◆ The request: Lines containing the word "JSON" should be extracted in full.

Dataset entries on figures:
____

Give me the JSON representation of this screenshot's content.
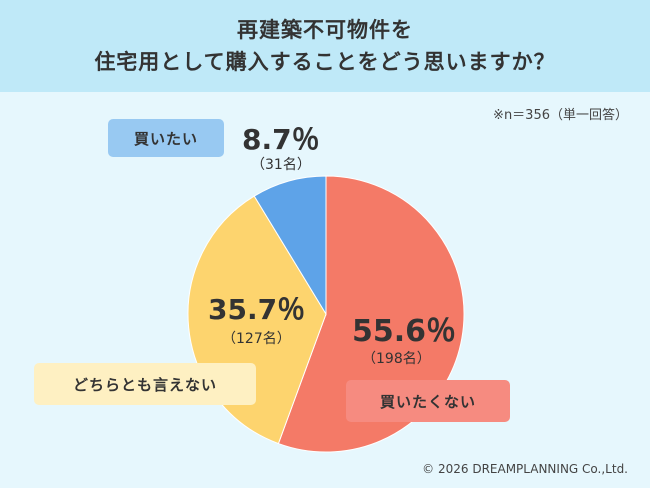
{
  "header": {
    "title_line1": "再建築不可物件を",
    "title_line2": "住宅用として購入することをどう思いますか？"
  },
  "note": "※n＝356（単一回答）",
  "copyright": "© 2026 DREAMPLANNING Co.,Ltd.",
  "chart_data": {
    "type": "pie",
    "title": "再建築不可物件を住宅用として購入することをどう思いますか？",
    "start_angle_deg": 0,
    "direction": "clockwise",
    "slices": [
      {
        "label": "買いたくない",
        "value": 55.6,
        "count_label": "（198名）",
        "pct_label": "55.6％",
        "color": "#f47a67",
        "tag_color": "#f68b80"
      },
      {
        "label": "どちらとも言えない",
        "value": 35.7,
        "count_label": "（127名）",
        "pct_label": "35.7％",
        "color": "#fdd46e",
        "tag_color": "#fef0c2"
      },
      {
        "label": "買いたい",
        "value": 8.7,
        "count_label": "（31名）",
        "pct_label": "8.7％",
        "color": "#5ea3e8",
        "tag_color": "#98c9f2"
      }
    ]
  }
}
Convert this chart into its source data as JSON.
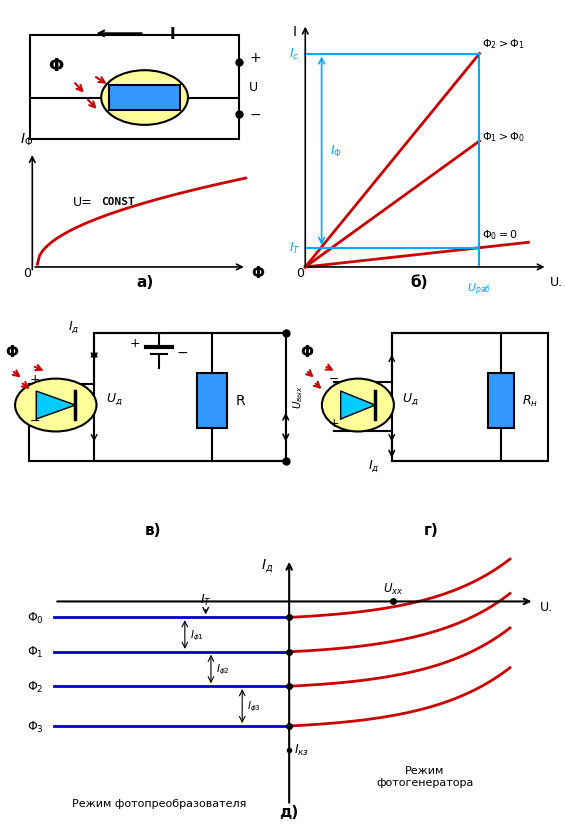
{
  "title": "",
  "bg_color": "#ffffff",
  "panel_a_label": "а)",
  "panel_b_label": "б)",
  "panel_c_label": "в)",
  "panel_d_label": "г)",
  "panel_e_label": "д)",
  "red": "#cc0000",
  "blue": "#0000cc",
  "cyan": "#00aaff",
  "yellow": "#ffff99",
  "dark_blue_fill": "#3366ff",
  "arrow_color": "#000000"
}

____

◆ Full response:
Give me the JSON representation of this screenshot's content.
Convert this chart into its source data as JSON.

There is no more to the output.